# Objective:
Leaving the pictures aside, transcribe every line below exactly.

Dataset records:
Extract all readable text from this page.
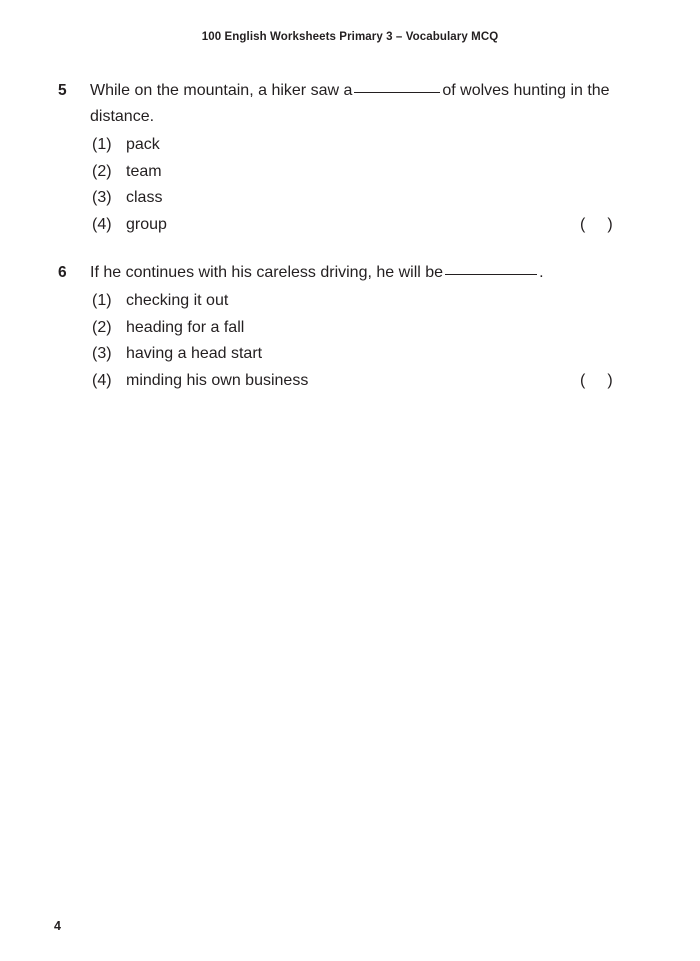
100 English Worksheets Primary 3 – Vocabulary MCQ
5	While on the mountain, a hiker saw a	of wolves hunting in the distance.
(1) pack
(2) team
(3) class
(4) group	( )
6	If he continues with his careless driving, he will be	.
(1) checking it out
(2) heading for a fall
(3) having a head start
(4) minding his own business	( )
4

# Response for this exercise:
Extract all readable text from this page.
100 English Worksheets Primary 3 – Vocabulary MCQ
5	While on the mountain, a hiker saw a	of wolves hunting in the distance.
(1) pack
(2) team
(3) class
(4) group	( )
6	If he continues with his careless driving, he will be	.
(1) checking it out
(2) heading for a fall
(3) having a head start
(4) minding his own business	( )
4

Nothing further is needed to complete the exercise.